• WHAT TO PRODUCE
Take the material below and write it all out again exactly.

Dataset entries

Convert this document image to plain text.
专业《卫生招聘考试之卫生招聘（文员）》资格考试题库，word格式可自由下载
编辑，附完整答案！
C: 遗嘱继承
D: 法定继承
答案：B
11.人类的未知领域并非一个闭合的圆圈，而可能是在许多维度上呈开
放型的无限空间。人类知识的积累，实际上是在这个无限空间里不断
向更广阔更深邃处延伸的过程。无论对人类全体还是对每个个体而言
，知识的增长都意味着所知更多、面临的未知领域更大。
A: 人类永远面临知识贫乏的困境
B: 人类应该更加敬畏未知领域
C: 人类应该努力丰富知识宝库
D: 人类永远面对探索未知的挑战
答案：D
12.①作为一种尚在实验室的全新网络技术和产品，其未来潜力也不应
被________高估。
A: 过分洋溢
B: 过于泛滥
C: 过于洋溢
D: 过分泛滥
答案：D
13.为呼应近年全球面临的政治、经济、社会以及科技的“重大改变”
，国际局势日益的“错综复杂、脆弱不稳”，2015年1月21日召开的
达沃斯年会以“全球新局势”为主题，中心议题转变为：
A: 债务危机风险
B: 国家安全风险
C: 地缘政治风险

• EXERCISE OUTPUT
Convert this document image to plain text.
专业《卫生招聘考试之卫生招聘（文员）》资格考试题库，word格式可自由下载
编辑，附完整答案！
C: 遗嘱继承
D: 法定继承
答案：B
11.人类的未知领域并非一个闭合的圆圈，而可能是在许多维度上呈开
放型的无限空间。人类知识的积累，实际上是在这个无限空间里不断
向更广阔更深邃处延伸的过程。无论对人类全体还是对每个个体而言
，知识的增长都意味着所知更多、面临的未知领域更大。
A: 人类永远面临知识贫乏的困境
B: 人类应该更加敬畏未知领域
C: 人类应该努力丰富知识宝库
D: 人类永远面对探索未知的挑战
答案：D
12.①作为一种尚在实验室的全新网络技术和产品，其未来潜力也不应
被________高估。
A: 过分洋溢
B: 过于泛滥
C: 过于洋溢
D: 过分泛滥
答案：D
13.为呼应近年全球面临的政治、经济、社会以及科技的“重大改变”
，国际局势日益的“错综复杂、脆弱不稳”，2015年1月21日召开的
达沃斯年会以“全球新局势”为主题，中心议题转变为：
A: 债务危机风险
B: 国家安全风险
C: 地缘政治风险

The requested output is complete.